┌────────

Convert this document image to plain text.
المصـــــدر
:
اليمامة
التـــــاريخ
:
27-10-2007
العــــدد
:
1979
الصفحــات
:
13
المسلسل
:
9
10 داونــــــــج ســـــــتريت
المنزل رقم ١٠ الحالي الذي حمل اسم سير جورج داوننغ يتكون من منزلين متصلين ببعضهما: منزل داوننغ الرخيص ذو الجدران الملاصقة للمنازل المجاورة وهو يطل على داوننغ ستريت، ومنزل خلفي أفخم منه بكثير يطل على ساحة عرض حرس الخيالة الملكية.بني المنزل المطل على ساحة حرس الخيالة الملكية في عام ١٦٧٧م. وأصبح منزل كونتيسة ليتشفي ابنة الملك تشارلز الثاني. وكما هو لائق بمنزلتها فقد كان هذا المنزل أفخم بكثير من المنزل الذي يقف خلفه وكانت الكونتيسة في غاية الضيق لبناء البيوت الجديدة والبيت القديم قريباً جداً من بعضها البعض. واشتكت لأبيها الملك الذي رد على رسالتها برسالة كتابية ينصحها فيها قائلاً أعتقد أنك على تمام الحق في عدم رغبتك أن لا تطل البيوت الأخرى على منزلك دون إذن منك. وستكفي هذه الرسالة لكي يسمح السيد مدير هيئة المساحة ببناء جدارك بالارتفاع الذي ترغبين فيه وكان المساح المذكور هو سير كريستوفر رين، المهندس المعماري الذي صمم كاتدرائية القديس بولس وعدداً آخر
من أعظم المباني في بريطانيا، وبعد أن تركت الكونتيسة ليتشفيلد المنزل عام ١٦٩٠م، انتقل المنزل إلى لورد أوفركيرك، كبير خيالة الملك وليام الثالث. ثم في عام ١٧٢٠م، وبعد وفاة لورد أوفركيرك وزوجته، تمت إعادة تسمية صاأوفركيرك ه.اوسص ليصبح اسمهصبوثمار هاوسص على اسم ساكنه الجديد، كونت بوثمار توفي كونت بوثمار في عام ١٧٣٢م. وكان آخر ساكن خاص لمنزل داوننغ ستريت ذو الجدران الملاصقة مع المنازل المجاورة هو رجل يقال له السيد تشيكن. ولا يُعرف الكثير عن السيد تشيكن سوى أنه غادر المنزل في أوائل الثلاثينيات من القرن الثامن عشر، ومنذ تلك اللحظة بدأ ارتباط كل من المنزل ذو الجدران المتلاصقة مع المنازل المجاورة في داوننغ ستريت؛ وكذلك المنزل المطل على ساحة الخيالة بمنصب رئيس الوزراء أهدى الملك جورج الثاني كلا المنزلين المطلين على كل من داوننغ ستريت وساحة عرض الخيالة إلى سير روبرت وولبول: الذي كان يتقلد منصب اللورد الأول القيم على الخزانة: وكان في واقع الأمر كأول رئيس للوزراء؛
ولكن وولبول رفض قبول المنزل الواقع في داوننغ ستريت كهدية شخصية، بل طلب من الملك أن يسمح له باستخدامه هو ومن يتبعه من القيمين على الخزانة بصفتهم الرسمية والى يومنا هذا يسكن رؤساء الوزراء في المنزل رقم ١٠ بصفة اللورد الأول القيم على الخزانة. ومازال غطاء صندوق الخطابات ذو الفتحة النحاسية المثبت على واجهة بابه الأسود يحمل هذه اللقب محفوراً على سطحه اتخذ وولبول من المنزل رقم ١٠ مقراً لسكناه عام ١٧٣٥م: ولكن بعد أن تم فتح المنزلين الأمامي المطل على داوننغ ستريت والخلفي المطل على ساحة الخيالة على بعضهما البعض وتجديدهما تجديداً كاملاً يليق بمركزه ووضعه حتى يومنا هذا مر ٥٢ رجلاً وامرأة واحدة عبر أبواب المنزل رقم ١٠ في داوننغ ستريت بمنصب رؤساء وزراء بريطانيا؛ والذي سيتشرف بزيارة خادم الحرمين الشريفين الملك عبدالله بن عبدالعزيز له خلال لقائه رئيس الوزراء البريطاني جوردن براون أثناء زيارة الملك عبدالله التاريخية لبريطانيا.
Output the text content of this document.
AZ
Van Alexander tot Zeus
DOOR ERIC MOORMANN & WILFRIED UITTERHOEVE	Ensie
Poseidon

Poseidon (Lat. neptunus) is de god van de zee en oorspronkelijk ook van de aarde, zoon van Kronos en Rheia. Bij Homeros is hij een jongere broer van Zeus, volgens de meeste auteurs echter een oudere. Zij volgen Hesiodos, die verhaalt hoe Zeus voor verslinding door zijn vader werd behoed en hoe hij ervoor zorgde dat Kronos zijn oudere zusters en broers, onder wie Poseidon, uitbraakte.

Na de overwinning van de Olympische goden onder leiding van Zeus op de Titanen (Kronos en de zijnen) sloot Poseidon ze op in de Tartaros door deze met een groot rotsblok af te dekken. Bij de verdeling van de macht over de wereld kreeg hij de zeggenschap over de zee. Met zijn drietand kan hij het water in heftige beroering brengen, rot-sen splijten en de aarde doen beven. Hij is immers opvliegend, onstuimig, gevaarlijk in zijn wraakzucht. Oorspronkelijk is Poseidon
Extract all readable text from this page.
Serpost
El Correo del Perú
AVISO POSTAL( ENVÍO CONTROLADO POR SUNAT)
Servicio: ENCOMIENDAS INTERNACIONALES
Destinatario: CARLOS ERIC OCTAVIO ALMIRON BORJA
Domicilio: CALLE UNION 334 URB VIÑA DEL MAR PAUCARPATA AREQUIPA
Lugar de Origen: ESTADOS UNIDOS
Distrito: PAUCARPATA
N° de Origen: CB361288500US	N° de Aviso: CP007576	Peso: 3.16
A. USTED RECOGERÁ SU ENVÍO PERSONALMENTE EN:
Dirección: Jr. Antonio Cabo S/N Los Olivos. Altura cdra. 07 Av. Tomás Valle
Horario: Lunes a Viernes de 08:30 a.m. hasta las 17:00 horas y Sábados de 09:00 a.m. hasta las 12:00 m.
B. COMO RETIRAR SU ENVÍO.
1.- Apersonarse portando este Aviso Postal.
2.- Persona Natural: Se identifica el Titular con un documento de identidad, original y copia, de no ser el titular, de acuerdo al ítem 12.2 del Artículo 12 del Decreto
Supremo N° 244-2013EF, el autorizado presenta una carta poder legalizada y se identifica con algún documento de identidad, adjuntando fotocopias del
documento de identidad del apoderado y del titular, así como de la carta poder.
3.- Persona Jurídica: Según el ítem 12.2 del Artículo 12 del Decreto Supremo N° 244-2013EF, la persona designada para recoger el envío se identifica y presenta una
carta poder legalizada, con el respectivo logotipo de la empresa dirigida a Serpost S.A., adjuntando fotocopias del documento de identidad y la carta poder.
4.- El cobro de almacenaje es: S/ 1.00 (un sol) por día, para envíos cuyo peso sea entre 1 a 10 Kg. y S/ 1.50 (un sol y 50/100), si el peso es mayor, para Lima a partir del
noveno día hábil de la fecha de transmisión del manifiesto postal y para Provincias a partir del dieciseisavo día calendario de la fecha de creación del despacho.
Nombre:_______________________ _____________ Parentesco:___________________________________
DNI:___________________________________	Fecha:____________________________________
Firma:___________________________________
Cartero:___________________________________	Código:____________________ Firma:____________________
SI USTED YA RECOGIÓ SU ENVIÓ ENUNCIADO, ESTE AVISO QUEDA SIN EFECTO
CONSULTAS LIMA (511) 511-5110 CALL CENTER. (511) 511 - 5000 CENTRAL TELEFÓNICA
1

└────────

# Exercise objective
Write the material out exactly, with nothing left out.

# The reply
Convert this document image to plain text.
المصـــــدر
:
اليمامة
التـــــاريخ
:
27-10-2007
العــــدد
:
1979
الصفحــات
:
13
المسلسل
:
9
10 داونــــــــج ســـــــتريت
المنزل رقم ١٠ الحالي الذي حمل اسم سير جورج داوننغ يتكون من منزلين متصلين ببعضهما: منزل داوننغ الرخيص ذو الجدران الملاصقة للمنازل المجاورة وهو يطل على داوننغ ستريت، ومنزل خلفي أفخم منه بكثير يطل على ساحة عرض حرس الخيالة الملكية.بني المنزل المطل على ساحة حرس الخيالة الملكية في عام ١٦٧٧م. وأصبح منزل كونتيسة ليتشفي ابنة الملك تشارلز الثاني. وكما هو لائق بمنزلتها فقد كان هذا المنزل أفخم بكثير من المنزل الذي يقف خلفه وكانت الكونتيسة في غاية الضيق لبناء البيوت الجديدة والبيت القديم قريباً جداً من بعضها البعض. واشتكت لأبيها الملك الذي رد على رسالتها برسالة كتابية ينصحها فيها قائلاً أعتقد أنك على تمام الحق في عدم رغبتك أن لا تطل البيوت الأخرى على منزلك دون إذن منك. وستكفي هذه الرسالة لكي يسمح السيد مدير هيئة المساحة ببناء جدارك بالارتفاع الذي ترغبين فيه وكان المساح المذكور هو سير كريستوفر رين، المهندس المعماري الذي صمم كاتدرائية القديس بولس وعدداً آخر
من أعظم المباني في بريطانيا، وبعد أن تركت الكونتيسة ليتشفيلد المنزل عام ١٦٩٠م، انتقل المنزل إلى لورد أوفركيرك، كبير خيالة الملك وليام الثالث. ثم في عام ١٧٢٠م، وبعد وفاة لورد أوفركيرك وزوجته، تمت إعادة تسمية صاأوفركيرك ه.اوسص ليصبح اسمهصبوثمار هاوسص على اسم ساكنه الجديد، كونت بوثمار توفي كونت بوثمار في عام ١٧٣٢م. وكان آخر ساكن خاص لمنزل داوننغ ستريت ذو الجدران الملاصقة مع المنازل المجاورة هو رجل يقال له السيد تشيكن. ولا يُعرف الكثير عن السيد تشيكن سوى أنه غادر المنزل في أوائل الثلاثينيات من القرن الثامن عشر، ومنذ تلك اللحظة بدأ ارتباط كل من المنزل ذو الجدران المتلاصقة مع المنازل المجاورة في داوننغ ستريت؛ وكذلك المنزل المطل على ساحة الخيالة بمنصب رئيس الوزراء أهدى الملك جورج الثاني كلا المنزلين المطلين على كل من داوننغ ستريت وساحة عرض الخيالة إلى سير روبرت وولبول: الذي كان يتقلد منصب اللورد الأول القيم على الخزانة: وكان في واقع الأمر كأول رئيس للوزراء؛
ولكن وولبول رفض قبول المنزل الواقع في داوننغ ستريت كهدية شخصية، بل طلب من الملك أن يسمح له باستخدامه هو ومن يتبعه من القيمين على الخزانة بصفتهم الرسمية والى يومنا هذا يسكن رؤساء الوزراء في المنزل رقم ١٠ بصفة اللورد الأول القيم على الخزانة. ومازال غطاء صندوق الخطابات ذو الفتحة النحاسية المثبت على واجهة بابه الأسود يحمل هذه اللقب محفوراً على سطحه اتخذ وولبول من المنزل رقم ١٠ مقراً لسكناه عام ١٧٣٥م: ولكن بعد أن تم فتح المنزلين الأمامي المطل على داوننغ ستريت والخلفي المطل على ساحة الخيالة على بعضهما البعض وتجديدهما تجديداً كاملاً يليق بمركزه ووضعه حتى يومنا هذا مر ٥٢ رجلاً وامرأة واحدة عبر أبواب المنزل رقم ١٠ في داوننغ ستريت بمنصب رؤساء وزراء بريطانيا؛ والذي سيتشرف بزيارة خادم الحرمين الشريفين الملك عبدالله بن عبدالعزيز له خلال لقائه رئيس الوزراء البريطاني جوردن براون أثناء زيارة الملك عبدالله التاريخية لبريطانيا.
Output the text content of this document.
AZ
Van Alexander tot Zeus
DOOR ERIC MOORMANN & WILFRIED UITTERHOEVE	Ensie
Poseidon

Poseidon (Lat. neptunus) is de god van de zee en oorspronkelijk ook van de aarde, zoon van Kronos en Rheia. Bij Homeros is hij een jongere broer van Zeus, volgens de meeste auteurs echter een oudere. Zij volgen Hesiodos, die verhaalt hoe Zeus voor verslinding door zijn vader werd behoed en hoe hij ervoor zorgde dat Kronos zijn oudere zusters en broers, onder wie Poseidon, uitbraakte.

Na de overwinning van de Olympische goden onder leiding van Zeus op de Titanen (Kronos en de zijnen) sloot Poseidon ze op in de Tartaros door deze met een groot rotsblok af te dekken. Bij de verdeling van de macht over de wereld kreeg hij de zeggenschap over de zee. Met zijn drietand kan hij het water in heftige beroering brengen, rot-sen splijten en de aarde doen beven. Hij is immers opvliegend, onstuimig, gevaarlijk in zijn wraakzucht. Oorspronkelijk is Poseidon
Extract all readable text from this page.
Serpost
El Correo del Perú
AVISO POSTAL( ENVÍO CONTROLADO POR SUNAT)
Servicio: ENCOMIENDAS INTERNACIONALES
Destinatario: CARLOS ERIC OCTAVIO ALMIRON BORJA
Domicilio: CALLE UNION 334 URB VIÑA DEL MAR PAUCARPATA AREQUIPA
Lugar de Origen: ESTADOS UNIDOS
Distrito: PAUCARPATA
N° de Origen: CB361288500US	N° de Aviso: CP007576	Peso: 3.16
A. USTED RECOGERÁ SU ENVÍO PERSONALMENTE EN:
Dirección: Jr. Antonio Cabo S/N Los Olivos. Altura cdra. 07 Av. Tomás Valle
Horario: Lunes a Viernes de 08:30 a.m. hasta las 17:00 horas y Sábados de 09:00 a.m. hasta las 12:00 m.
B. COMO RETIRAR SU ENVÍO.
1.- Apersonarse portando este Aviso Postal.
2.- Persona Natural: Se identifica el Titular con un documento de identidad, original y copia, de no ser el titular, de acuerdo al ítem 12.2 del Artículo 12 del Decreto
Supremo N° 244-2013EF, el autorizado presenta una carta poder legalizada y se identifica con algún documento de identidad, adjuntando fotocopias del
documento de identidad del apoderado y del titular, así como de la carta poder.
3.- Persona Jurídica: Según el ítem 12.2 del Artículo 12 del Decreto Supremo N° 244-2013EF, la persona designada para recoger el envío se identifica y presenta una
carta poder legalizada, con el respectivo logotipo de la empresa dirigida a Serpost S.A., adjuntando fotocopias del documento de identidad y la carta poder.
4.- El cobro de almacenaje es: S/ 1.00 (un sol) por día, para envíos cuyo peso sea entre 1 a 10 Kg. y S/ 1.50 (un sol y 50/100), si el peso es mayor, para Lima a partir del
noveno día hábil de la fecha de transmisión del manifiesto postal y para Provincias a partir del dieciseisavo día calendario de la fecha de creación del despacho.
Nombre:_______________________ _____________ Parentesco:___________________________________
DNI:___________________________________	Fecha:____________________________________
Firma:___________________________________
Cartero:___________________________________	Código:____________________ Firma:____________________
SI USTED YA RECOGIÓ SU ENVIÓ ENUNCIADO, ESTE AVISO QUEDA SIN EFECTO
CONSULTAS LIMA (511) 511-5110 CALL CENTER. (511) 511 - 5000 CENTRAL TELEFÓNICA
1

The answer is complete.